* Given exercise: Your task is to copy the listing exactly. Drop any pictures from the copy.

-- Begin --

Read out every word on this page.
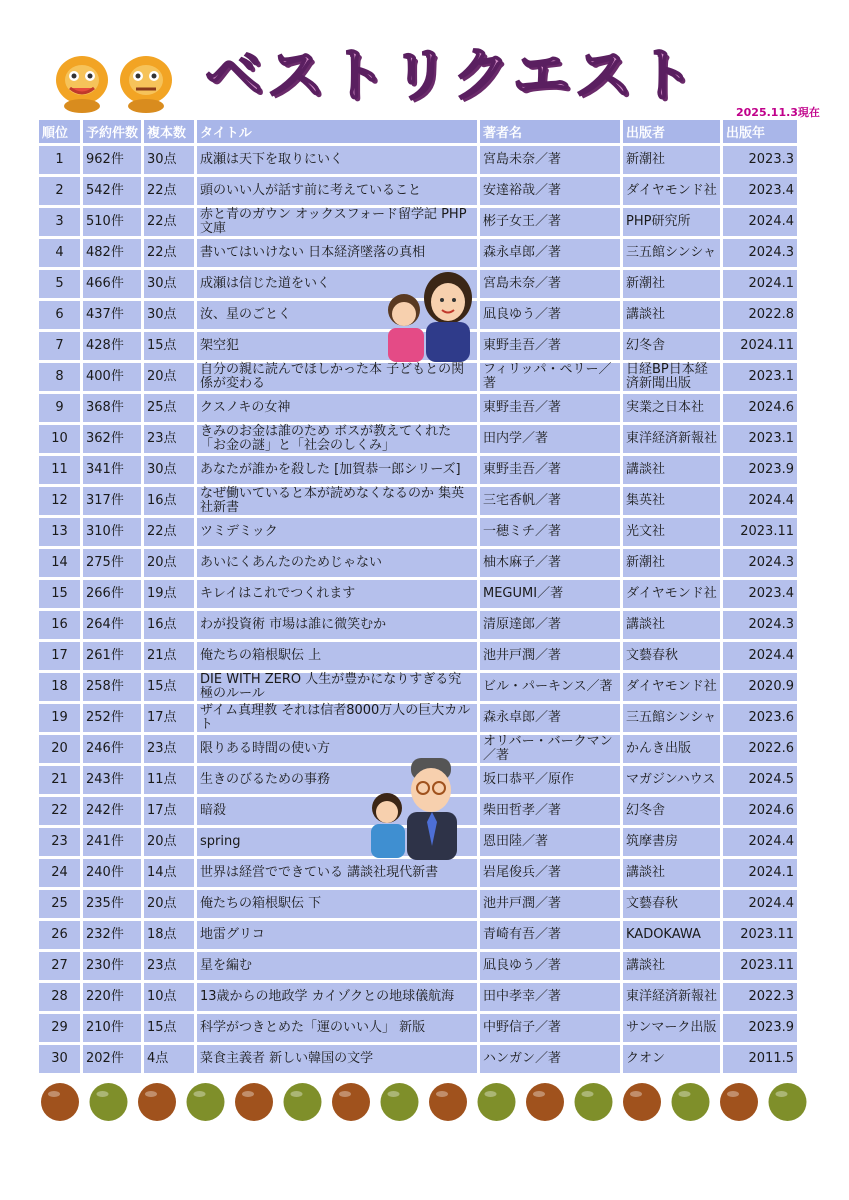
ベストリクエスト
2025.11.3現在
順位	予約件数	複本数	タイトル	著者名	出版者	出版年
1	962件	30点	成瀬は天下を取りにいく	宮島未奈／著	新潮社	2023.3
2	542件	22点	頭のいい人が話す前に考えていること	安達裕哉／著	ダイヤモンド社	2023.4
3	510件	22点	赤と青のガウン オックスフォード留学記 PHP文庫	彬子女王／著	PHP研究所	2024.4
4	482件	22点	書いてはいけない 日本経済墜落の真相	森永卓郎／著	三五館シンシャ	2024.3
5	466件	30点	成瀬は信じた道をいく	宮島未奈／著	新潮社	2024.1
6	437件	30点	汝、星のごとく	凪良ゆう／著	講談社	2022.8
7	428件	15点	架空犯	東野圭吾／著	幻冬舎	2024.11
8	400件	20点	自分の親に読んでほしかった本 子どもとの関係が変わる	フィリッパ・ペリー／著	日経BP日本経済新聞出版	2023.1
9	368件	25点	クスノキの女神	東野圭吾／著	実業之日本社	2024.6
10	362件	23点	きみのお金は誰のため ボスが教えてくれた「お金の謎」と「社会のしくみ」	田内学／著	東洋経済新報社	2023.1
11	341件	30点	あなたが誰かを殺した [加賀恭一郎シリーズ]	東野圭吾／著	講談社	2023.9
12	317件	16点	なぜ働いていると本が読めなくなるのか 集英社新書	三宅香帆／著	集英社	2024.4
13	310件	22点	ツミデミック	一穂ミチ／著	光文社	2023.11
14	275件	20点	あいにくあんたのためじゃない	柚木麻子／著	新潮社	2024.3
15	266件	19点	キレイはこれでつくれます	MEGUMI／著	ダイヤモンド社	2023.4
16	264件	16点	わが投資術 市場は誰に微笑むか	清原達郎／著	講談社	2024.3
17	261件	21点	俺たちの箱根駅伝 上	池井戸潤／著	文藝春秋	2024.4
18	258件	15点	DIE WITH ZERO 人生が豊かになりすぎる究極のルール	ビル・パーキンス／著	ダイヤモンド社	2020.9
19	252件	17点	ザイム真理教 それは信者8000万人の巨大カルト	森永卓郎／著	三五館シンシャ	2023.6
20	246件	23点	限りある時間の使い方	オリバー・バークマン／著	かんき出版	2022.6
21	243件	11点	生きのびるための事務	坂口恭平／原作	マガジンハウス	2024.5
22	242件	17点	暗殺	柴田哲孝／著	幻冬舎	2024.6
23	241件	20点	spring	恩田陸／著	筑摩書房	2024.4
24	240件	14点	世界は経営でできている 講談社現代新書	岩尾俊兵／著	講談社	2024.1
25	235件	20点	俺たちの箱根駅伝 下	池井戸潤／著	文藝春秋	2024.4
26	232件	18点	地雷グリコ	青崎有吾／著	KADOKAWA	2023.11
27	230件	23点	星を編む	凪良ゆう／著	講談社	2023.11
28	220件	10点	13歳からの地政学 カイゾクとの地球儀航海	田中孝幸／著	東洋経済新報社	2022.3
29	210件	15点	科学がつきとめた「運のいい人」 新版	中野信子／著	サンマーク出版	2023.9
30	202件	4点	菜食主義者 新しい韓国の文学	ハンガン／著	クオン	2011.5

-- End --

* Result below:
Read out every word on this page.
ベストリクエスト
2025.11.3現在
順位	予約件数	複本数	タイトル	著者名	出版者	出版年
1	962件	30点	成瀬は天下を取りにいく	宮島未奈／著	新潮社	2023.3
2	542件	22点	頭のいい人が話す前に考えていること	安達裕哉／著	ダイヤモンド社	2023.4
3	510件	22点	赤と青のガウン オックスフォード留学記 PHP文庫	彬子女王／著	PHP研究所	2024.4
4	482件	22点	書いてはいけない 日本経済墜落の真相	森永卓郎／著	三五館シンシャ	2024.3
5	466件	30点	成瀬は信じた道をいく	宮島未奈／著	新潮社	2024.1
6	437件	30点	汝、星のごとく	凪良ゆう／著	講談社	2022.8
7	428件	15点	架空犯	東野圭吾／著	幻冬舎	2024.11
8	400件	20点	自分の親に読んでほしかった本 子どもとの関係が変わる	フィリッパ・ペリー／著	日経BP日本経済新聞出版	2023.1
9	368件	25点	クスノキの女神	東野圭吾／著	実業之日本社	2024.6
10	362件	23点	きみのお金は誰のため ボスが教えてくれた「お金の謎」と「社会のしくみ」	田内学／著	東洋経済新報社	2023.1
11	341件	30点	あなたが誰かを殺した [加賀恭一郎シリーズ]	東野圭吾／著	講談社	2023.9
12	317件	16点	なぜ働いていると本が読めなくなるのか 集英社新書	三宅香帆／著	集英社	2024.4
13	310件	22点	ツミデミック	一穂ミチ／著	光文社	2023.11
14	275件	20点	あいにくあんたのためじゃない	柚木麻子／著	新潮社	2024.3
15	266件	19点	キレイはこれでつくれます	MEGUMI／著	ダイヤモンド社	2023.4
16	264件	16点	わが投資術 市場は誰に微笑むか	清原達郎／著	講談社	2024.3
17	261件	21点	俺たちの箱根駅伝 上	池井戸潤／著	文藝春秋	2024.4
18	258件	15点	DIE WITH ZERO 人生が豊かになりすぎる究極のルール	ビル・パーキンス／著	ダイヤモンド社	2020.9
19	252件	17点	ザイム真理教 それは信者8000万人の巨大カルト	森永卓郎／著	三五館シンシャ	2023.6
20	246件	23点	限りある時間の使い方	オリバー・バークマン／著	かんき出版	2022.6
21	243件	11点	生きのびるための事務	坂口恭平／原作	マガジンハウス	2024.5
22	242件	17点	暗殺	柴田哲孝／著	幻冬舎	2024.6
23	241件	20点	spring	恩田陸／著	筑摩書房	2024.4
24	240件	14点	世界は経営でできている 講談社現代新書	岩尾俊兵／著	講談社	2024.1
25	235件	20点	俺たちの箱根駅伝 下	池井戸潤／著	文藝春秋	2024.4
26	232件	18点	地雷グリコ	青崎有吾／著	KADOKAWA	2023.11
27	230件	23点	星を編む	凪良ゆう／著	講談社	2023.11
28	220件	10点	13歳からの地政学 カイゾクとの地球儀航海	田中孝幸／著	東洋経済新報社	2022.3
29	210件	15点	科学がつきとめた「運のいい人」 新版	中野信子／著	サンマーク出版	2023.9
30	202件	4点	菜食主義者 新しい韓国の文学	ハンガン／著	クオン	2011.5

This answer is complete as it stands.